» **Directions**: Using the material that follows, identify and copy each line with the string "Chapter".

== Supplied material ==

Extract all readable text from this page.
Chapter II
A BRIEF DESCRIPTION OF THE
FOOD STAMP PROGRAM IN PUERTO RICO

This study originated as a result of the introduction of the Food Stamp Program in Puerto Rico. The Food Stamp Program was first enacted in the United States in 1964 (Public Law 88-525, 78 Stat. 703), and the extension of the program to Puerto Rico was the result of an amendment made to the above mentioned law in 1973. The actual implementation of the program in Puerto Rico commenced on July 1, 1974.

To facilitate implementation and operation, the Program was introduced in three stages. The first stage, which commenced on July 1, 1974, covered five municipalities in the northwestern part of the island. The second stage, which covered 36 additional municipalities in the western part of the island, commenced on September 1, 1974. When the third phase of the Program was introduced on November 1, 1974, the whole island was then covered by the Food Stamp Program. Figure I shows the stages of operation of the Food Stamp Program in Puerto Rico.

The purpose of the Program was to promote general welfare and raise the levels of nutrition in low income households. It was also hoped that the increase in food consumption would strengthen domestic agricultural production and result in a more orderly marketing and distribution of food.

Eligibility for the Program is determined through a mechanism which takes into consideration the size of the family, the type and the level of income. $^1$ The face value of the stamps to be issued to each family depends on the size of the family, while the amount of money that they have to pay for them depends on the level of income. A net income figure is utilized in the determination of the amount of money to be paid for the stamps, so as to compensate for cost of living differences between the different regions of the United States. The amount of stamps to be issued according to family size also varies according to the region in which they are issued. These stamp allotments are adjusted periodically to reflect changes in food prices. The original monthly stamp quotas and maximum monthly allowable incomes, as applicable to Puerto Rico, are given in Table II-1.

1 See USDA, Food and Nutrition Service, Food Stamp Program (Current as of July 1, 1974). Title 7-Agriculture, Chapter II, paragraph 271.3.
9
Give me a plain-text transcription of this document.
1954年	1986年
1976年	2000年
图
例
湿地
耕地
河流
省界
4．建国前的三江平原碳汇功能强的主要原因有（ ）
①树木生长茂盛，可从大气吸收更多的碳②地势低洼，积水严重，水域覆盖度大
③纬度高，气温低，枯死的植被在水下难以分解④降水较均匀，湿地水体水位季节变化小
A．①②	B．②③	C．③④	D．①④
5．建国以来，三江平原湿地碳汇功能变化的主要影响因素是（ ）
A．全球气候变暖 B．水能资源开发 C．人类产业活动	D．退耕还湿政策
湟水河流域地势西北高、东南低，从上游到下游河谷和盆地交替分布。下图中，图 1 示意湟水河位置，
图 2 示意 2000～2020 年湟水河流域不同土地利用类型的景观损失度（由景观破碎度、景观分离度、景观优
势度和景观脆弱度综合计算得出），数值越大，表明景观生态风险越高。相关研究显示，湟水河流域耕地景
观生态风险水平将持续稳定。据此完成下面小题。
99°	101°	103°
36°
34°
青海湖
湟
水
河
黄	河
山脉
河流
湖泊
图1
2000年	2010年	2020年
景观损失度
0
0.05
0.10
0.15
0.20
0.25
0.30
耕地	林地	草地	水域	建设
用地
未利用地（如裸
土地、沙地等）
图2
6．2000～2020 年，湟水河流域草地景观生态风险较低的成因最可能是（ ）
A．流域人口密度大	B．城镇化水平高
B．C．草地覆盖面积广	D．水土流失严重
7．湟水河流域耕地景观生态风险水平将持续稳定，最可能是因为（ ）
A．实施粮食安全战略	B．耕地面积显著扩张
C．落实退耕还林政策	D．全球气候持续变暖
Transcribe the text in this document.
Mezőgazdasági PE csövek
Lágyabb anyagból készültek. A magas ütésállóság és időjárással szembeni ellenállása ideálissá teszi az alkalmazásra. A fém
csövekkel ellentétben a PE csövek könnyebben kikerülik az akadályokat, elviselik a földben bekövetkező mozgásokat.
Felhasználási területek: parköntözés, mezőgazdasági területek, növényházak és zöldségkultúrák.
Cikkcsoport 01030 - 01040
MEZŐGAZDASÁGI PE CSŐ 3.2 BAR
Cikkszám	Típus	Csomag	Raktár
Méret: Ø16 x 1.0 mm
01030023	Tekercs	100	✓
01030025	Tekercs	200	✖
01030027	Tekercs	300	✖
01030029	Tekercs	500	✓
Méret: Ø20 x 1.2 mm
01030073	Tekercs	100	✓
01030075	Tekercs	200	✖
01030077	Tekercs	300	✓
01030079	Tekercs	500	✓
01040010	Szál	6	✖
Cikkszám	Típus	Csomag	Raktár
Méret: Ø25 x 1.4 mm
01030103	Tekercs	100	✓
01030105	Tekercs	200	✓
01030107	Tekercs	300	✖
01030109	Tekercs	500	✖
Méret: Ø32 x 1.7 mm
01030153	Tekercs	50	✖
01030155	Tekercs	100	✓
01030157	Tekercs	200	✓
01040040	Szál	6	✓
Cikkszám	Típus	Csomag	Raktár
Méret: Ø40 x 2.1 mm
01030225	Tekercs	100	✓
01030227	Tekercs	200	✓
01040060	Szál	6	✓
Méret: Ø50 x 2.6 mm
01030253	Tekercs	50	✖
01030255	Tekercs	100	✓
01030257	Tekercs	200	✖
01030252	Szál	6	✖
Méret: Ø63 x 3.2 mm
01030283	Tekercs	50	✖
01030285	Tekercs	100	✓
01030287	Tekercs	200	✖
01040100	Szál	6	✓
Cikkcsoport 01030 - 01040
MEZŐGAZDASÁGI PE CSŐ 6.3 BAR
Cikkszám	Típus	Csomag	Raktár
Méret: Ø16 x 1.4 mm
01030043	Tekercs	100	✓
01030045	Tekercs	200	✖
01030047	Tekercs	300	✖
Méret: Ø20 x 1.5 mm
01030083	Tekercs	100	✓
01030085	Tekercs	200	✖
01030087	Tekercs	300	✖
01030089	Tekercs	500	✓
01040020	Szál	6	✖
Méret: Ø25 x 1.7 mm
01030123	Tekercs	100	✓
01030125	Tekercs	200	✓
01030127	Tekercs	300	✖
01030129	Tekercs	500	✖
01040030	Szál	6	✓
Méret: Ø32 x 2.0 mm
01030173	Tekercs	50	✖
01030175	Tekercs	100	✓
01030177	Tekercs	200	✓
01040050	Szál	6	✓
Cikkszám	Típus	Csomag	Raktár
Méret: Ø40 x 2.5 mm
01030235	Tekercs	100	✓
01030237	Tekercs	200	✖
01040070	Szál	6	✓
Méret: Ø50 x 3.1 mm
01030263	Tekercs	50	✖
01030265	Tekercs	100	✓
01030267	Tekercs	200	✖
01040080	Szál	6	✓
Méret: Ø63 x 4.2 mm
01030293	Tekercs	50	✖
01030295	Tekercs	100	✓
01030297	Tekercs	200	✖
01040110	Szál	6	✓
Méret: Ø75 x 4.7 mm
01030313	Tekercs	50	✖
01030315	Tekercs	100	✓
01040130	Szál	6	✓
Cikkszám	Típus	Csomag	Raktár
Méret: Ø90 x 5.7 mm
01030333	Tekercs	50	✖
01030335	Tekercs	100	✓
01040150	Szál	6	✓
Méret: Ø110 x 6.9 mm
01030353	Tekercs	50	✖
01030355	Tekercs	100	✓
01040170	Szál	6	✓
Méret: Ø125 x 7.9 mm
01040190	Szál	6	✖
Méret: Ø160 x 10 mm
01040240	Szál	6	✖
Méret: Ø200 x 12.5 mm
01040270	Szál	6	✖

===

» **Result for this task**:
Chapter II
1 See USDA, Food and Nutrition Service, Food Stamp Program (Current as of July 1, 1974). Title 7-Agriculture, Chapter II, paragraph 271.3.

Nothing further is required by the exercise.